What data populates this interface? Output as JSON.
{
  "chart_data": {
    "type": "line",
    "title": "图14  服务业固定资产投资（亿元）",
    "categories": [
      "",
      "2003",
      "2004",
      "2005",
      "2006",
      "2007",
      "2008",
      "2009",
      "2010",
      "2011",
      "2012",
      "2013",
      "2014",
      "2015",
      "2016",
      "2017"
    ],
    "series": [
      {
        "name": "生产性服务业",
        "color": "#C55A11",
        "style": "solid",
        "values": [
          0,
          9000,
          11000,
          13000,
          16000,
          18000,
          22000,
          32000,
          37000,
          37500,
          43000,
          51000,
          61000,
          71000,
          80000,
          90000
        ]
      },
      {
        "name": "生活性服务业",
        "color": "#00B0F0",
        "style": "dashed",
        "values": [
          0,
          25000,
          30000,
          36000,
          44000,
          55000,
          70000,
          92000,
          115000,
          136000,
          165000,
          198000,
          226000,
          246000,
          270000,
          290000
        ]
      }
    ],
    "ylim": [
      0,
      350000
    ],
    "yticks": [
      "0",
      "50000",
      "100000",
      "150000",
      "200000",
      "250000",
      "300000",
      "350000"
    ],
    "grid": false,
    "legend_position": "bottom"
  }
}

> **TASK DETAILS**: Output each record exactly, leaving nothing out.

> **ANSWER**:
What data populates this interface? Output as JSON.
{
  "chart_data": {
    "type": "line",
    "title": "图14  服务业固定资产投资（亿元）",
    "categories": [
      "",
      "2003",
      "2004",
      "2005",
      "2006",
      "2007",
      "2008",
      "2009",
      "2010",
      "2011",
      "2012",
      "2013",
      "2014",
      "2015",
      "2016",
      "2017"
    ],
    "series": [
      {
        "name": "生产性服务业",
        "color": "#C55A11",
        "style": "solid",
        "values": [
          0,
          9000,
          11000,
          13000,
          16000,
          18000,
          22000,
          32000,
          37000,
          37500,
          43000,
          51000,
          61000,
          71000,
          80000,
          90000
        ]
      },
      {
        "name": "生活性服务业",
        "color": "#00B0F0",
        "style": "dashed",
        "values": [
          0,
          25000,
          30000,
          36000,
          44000,
          55000,
          70000,
          92000,
          115000,
          136000,
          165000,
          198000,
          226000,
          246000,
          270000,
          290000
        ]
      }
    ],
    "ylim": [
      0,
      350000
    ],
    "yticks": [
      "0",
      "50000",
      "100000",
      "150000",
      "200000",
      "250000",
      "300000",
      "350000"
    ],
    "grid": false,
    "legend_position": "bottom"
  }
}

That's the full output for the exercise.